## Exercise description
From the listing that follows, extract every line and set it down unaltered.
# Start of Exercise materials
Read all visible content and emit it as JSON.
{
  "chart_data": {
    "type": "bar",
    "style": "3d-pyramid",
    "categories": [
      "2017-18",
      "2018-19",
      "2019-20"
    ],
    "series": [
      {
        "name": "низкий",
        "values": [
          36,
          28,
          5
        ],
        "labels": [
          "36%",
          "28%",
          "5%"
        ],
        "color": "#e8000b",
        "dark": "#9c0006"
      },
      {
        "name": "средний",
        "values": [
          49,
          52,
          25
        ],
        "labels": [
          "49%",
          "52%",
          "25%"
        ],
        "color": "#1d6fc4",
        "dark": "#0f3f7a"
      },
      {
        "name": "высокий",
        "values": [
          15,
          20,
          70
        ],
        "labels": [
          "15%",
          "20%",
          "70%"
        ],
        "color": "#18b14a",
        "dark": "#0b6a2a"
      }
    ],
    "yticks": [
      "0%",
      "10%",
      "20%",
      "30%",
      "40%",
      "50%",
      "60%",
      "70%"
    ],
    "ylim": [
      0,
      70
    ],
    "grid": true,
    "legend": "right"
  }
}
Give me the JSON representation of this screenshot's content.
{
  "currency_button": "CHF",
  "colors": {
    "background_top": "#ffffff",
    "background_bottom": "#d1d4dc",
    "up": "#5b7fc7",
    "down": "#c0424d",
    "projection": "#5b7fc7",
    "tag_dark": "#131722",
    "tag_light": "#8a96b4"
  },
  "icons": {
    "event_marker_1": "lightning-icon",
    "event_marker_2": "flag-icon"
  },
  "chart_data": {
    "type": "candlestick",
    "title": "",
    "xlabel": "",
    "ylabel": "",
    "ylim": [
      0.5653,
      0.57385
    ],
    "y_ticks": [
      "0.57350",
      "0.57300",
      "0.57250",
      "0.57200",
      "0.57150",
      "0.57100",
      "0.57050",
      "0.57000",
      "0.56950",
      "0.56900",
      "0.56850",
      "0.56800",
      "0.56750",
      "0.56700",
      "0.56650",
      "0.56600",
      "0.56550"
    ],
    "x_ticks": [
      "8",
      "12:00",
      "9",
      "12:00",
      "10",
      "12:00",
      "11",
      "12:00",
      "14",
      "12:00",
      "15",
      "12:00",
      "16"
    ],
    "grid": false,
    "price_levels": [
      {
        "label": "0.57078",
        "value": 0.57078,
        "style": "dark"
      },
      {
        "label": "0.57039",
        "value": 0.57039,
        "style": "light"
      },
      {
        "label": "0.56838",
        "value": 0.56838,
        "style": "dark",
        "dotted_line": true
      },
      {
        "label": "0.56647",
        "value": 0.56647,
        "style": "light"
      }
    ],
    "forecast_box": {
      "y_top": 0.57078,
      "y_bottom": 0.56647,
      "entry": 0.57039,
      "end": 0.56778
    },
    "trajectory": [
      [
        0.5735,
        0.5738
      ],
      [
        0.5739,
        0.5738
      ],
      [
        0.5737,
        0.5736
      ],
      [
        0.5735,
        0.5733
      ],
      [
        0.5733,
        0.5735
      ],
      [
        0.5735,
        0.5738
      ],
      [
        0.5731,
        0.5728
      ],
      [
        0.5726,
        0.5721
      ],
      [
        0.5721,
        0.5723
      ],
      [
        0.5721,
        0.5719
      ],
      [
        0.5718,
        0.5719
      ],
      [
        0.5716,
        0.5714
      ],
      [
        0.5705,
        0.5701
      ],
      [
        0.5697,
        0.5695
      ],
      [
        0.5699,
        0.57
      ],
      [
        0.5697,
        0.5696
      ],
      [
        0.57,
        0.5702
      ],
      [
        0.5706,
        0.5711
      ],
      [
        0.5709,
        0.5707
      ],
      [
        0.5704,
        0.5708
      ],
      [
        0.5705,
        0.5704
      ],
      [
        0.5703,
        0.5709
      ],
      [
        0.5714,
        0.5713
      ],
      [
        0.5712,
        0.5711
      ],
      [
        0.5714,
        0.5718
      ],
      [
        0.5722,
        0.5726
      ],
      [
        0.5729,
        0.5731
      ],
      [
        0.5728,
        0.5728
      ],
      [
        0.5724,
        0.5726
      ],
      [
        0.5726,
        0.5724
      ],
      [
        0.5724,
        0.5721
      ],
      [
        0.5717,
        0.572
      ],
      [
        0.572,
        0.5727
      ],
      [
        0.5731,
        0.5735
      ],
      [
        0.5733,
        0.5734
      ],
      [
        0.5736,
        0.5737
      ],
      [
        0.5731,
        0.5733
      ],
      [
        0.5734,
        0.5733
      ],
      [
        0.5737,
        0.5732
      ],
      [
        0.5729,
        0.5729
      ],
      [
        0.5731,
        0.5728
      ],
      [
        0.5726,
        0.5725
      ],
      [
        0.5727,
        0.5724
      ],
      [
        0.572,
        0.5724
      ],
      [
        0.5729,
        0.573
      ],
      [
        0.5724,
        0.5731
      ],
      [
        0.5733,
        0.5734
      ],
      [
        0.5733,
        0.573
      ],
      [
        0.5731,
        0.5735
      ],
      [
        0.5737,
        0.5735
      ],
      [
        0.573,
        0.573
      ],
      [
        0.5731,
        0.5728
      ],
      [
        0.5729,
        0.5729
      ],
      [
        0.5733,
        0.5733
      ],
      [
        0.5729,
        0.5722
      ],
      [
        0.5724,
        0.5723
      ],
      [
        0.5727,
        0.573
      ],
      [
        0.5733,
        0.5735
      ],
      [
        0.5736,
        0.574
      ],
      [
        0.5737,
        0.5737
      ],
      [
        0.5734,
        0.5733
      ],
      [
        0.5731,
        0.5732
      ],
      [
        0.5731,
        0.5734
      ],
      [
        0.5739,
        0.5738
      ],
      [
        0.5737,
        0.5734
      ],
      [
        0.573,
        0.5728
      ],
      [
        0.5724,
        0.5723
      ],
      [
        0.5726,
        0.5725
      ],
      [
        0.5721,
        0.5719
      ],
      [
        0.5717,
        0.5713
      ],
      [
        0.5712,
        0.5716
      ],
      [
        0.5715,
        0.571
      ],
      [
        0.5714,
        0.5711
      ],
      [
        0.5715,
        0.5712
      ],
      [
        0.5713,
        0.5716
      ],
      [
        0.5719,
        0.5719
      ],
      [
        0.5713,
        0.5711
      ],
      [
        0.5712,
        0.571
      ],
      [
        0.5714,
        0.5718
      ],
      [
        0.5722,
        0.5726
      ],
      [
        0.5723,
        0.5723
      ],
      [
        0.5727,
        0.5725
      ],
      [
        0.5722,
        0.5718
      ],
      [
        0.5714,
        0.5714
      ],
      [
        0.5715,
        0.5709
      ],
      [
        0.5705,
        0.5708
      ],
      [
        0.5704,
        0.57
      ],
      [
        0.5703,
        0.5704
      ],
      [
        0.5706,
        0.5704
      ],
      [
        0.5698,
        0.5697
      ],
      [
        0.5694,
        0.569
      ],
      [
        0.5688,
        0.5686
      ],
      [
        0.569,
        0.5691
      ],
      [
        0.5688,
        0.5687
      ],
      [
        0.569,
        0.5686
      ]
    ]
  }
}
# End of Exercise materials
## Output of the task
Read all visible content and emit it as JSON.
{
  "chart_data": {
    "type": "bar",
    "style": "3d-pyramid",
    "categories": [
      "2017-18",
      "2018-19",
      "2019-20"
    ],
    "series": [
      {
        "name": "низкий",
        "values": [
          36,
          28,
          5
        ],
        "labels": [
          "36%",
          "28%",
          "5%"
        ],
        "color": "#e8000b",
        "dark": "#9c0006"
      },
      {
        "name": "средний",
        "values": [
          49,
          52,
          25
        ],
        "labels": [
          "49%",
          "52%",
          "25%"
        ],
        "color": "#1d6fc4",
        "dark": "#0f3f7a"
      },
      {
        "name": "высокий",
        "values": [
          15,
          20,
          70
        ],
        "labels": [
          "15%",
          "20%",
          "70%"
        ],
        "color": "#18b14a",
        "dark": "#0b6a2a"
      }
    ],
    "yticks": [
      "0%",
      "10%",
      "20%",
      "30%",
      "40%",
      "50%",
      "60%",
      "70%"
    ],
    "ylim": [
      0,
      70
    ],
    "grid": true,
    "legend": "right"
  }
}
Give me the JSON representation of this screenshot's content.
{
  "currency_button": "CHF",
  "colors": {
    "background_top": "#ffffff",
    "background_bottom": "#d1d4dc",
    "up": "#5b7fc7",
    "down": "#c0424d",
    "projection": "#5b7fc7",
    "tag_dark": "#131722",
    "tag_light": "#8a96b4"
  },
  "icons": {
    "event_marker_1": "lightning-icon",
    "event_marker_2": "flag-icon"
  },
  "chart_data": {
    "type": "candlestick",
    "title": "",
    "xlabel": "",
    "ylabel": "",
    "ylim": [
      0.5653,
      0.57385
    ],
    "y_ticks": [
      "0.57350",
      "0.57300",
      "0.57250",
      "0.57200",
      "0.57150",
      "0.57100",
      "0.57050",
      "0.57000",
      "0.56950",
      "0.56900",
      "0.56850",
      "0.56800",
      "0.56750",
      "0.56700",
      "0.56650",
      "0.56600",
      "0.56550"
    ],
    "x_ticks": [
      "8",
      "12:00",
      "9",
      "12:00",
      "10",
      "12:00",
      "11",
      "12:00",
      "14",
      "12:00",
      "15",
      "12:00",
      "16"
    ],
    "grid": false,
    "price_levels": [
      {
        "label": "0.57078",
        "value": 0.57078,
        "style": "dark"
      },
      {
        "label": "0.57039",
        "value": 0.57039,
        "style": "light"
      },
      {
        "label": "0.56838",
        "value": 0.56838,
        "style": "dark",
        "dotted_line": true
      },
      {
        "label": "0.56647",
        "value": 0.56647,
        "style": "light"
      }
    ],
    "forecast_box": {
      "y_top": 0.57078,
      "y_bottom": 0.56647,
      "entry": 0.57039,
      "end": 0.56778
    },
    "trajectory": [
      [
        0.5735,
        0.5738
      ],
      [
        0.5739,
        0.5738
      ],
      [
        0.5737,
        0.5736
      ],
      [
        0.5735,
        0.5733
      ],
      [
        0.5733,
        0.5735
      ],
      [
        0.5735,
        0.5738
      ],
      [
        0.5731,
        0.5728
      ],
      [
        0.5726,
        0.5721
      ],
      [
        0.5721,
        0.5723
      ],
      [
        0.5721,
        0.5719
      ],
      [
        0.5718,
        0.5719
      ],
      [
        0.5716,
        0.5714
      ],
      [
        0.5705,
        0.5701
      ],
      [
        0.5697,
        0.5695
      ],
      [
        0.5699,
        0.57
      ],
      [
        0.5697,
        0.5696
      ],
      [
        0.57,
        0.5702
      ],
      [
        0.5706,
        0.5711
      ],
      [
        0.5709,
        0.5707
      ],
      [
        0.5704,
        0.5708
      ],
      [
        0.5705,
        0.5704
      ],
      [
        0.5703,
        0.5709
      ],
      [
        0.5714,
        0.5713
      ],
      [
        0.5712,
        0.5711
      ],
      [
        0.5714,
        0.5718
      ],
      [
        0.5722,
        0.5726
      ],
      [
        0.5729,
        0.5731
      ],
      [
        0.5728,
        0.5728
      ],
      [
        0.5724,
        0.5726
      ],
      [
        0.5726,
        0.5724
      ],
      [
        0.5724,
        0.5721
      ],
      [
        0.5717,
        0.572
      ],
      [
        0.572,
        0.5727
      ],
      [
        0.5731,
        0.5735
      ],
      [
        0.5733,
        0.5734
      ],
      [
        0.5736,
        0.5737
      ],
      [
        0.5731,
        0.5733
      ],
      [
        0.5734,
        0.5733
      ],
      [
        0.5737,
        0.5732
      ],
      [
        0.5729,
        0.5729
      ],
      [
        0.5731,
        0.5728
      ],
      [
        0.5726,
        0.5725
      ],
      [
        0.5727,
        0.5724
      ],
      [
        0.572,
        0.5724
      ],
      [
        0.5729,
        0.573
      ],
      [
        0.5724,
        0.5731
      ],
      [
        0.5733,
        0.5734
      ],
      [
        0.5733,
        0.573
      ],
      [
        0.5731,
        0.5735
      ],
      [
        0.5737,
        0.5735
      ],
      [
        0.573,
        0.573
      ],
      [
        0.5731,
        0.5728
      ],
      [
        0.5729,
        0.5729
      ],
      [
        0.5733,
        0.5733
      ],
      [
        0.5729,
        0.5722
      ],
      [
        0.5724,
        0.5723
      ],
      [
        0.5727,
        0.573
      ],
      [
        0.5733,
        0.5735
      ],
      [
        0.5736,
        0.574
      ],
      [
        0.5737,
        0.5737
      ],
      [
        0.5734,
        0.5733
      ],
      [
        0.5731,
        0.5732
      ],
      [
        0.5731,
        0.5734
      ],
      [
        0.5739,
        0.5738
      ],
      [
        0.5737,
        0.5734
      ],
      [
        0.573,
        0.5728
      ],
      [
        0.5724,
        0.5723
      ],
      [
        0.5726,
        0.5725
      ],
      [
        0.5721,
        0.5719
      ],
      [
        0.5717,
        0.5713
      ],
      [
        0.5712,
        0.5716
      ],
      [
        0.5715,
        0.571
      ],
      [
        0.5714,
        0.5711
      ],
      [
        0.5715,
        0.5712
      ],
      [
        0.5713,
        0.5716
      ],
      [
        0.5719,
        0.5719
      ],
      [
        0.5713,
        0.5711
      ],
      [
        0.5712,
        0.571
      ],
      [
        0.5714,
        0.5718
      ],
      [
        0.5722,
        0.5726
      ],
      [
        0.5723,
        0.5723
      ],
      [
        0.5727,
        0.5725
      ],
      [
        0.5722,
        0.5718
      ],
      [
        0.5714,
        0.5714
      ],
      [
        0.5715,
        0.5709
      ],
      [
        0.5705,
        0.5708
      ],
      [
        0.5704,
        0.57
      ],
      [
        0.5703,
        0.5704
      ],
      [
        0.5706,
        0.5704
      ],
      [
        0.5698,
        0.5697
      ],
      [
        0.5694,
        0.569
      ],
      [
        0.5688,
        0.5686
      ],
      [
        0.569,
        0.5691
      ],
      [
        0.5688,
        0.5687
      ],
      [
        0.569,
        0.5686
      ]
    ]
  }
}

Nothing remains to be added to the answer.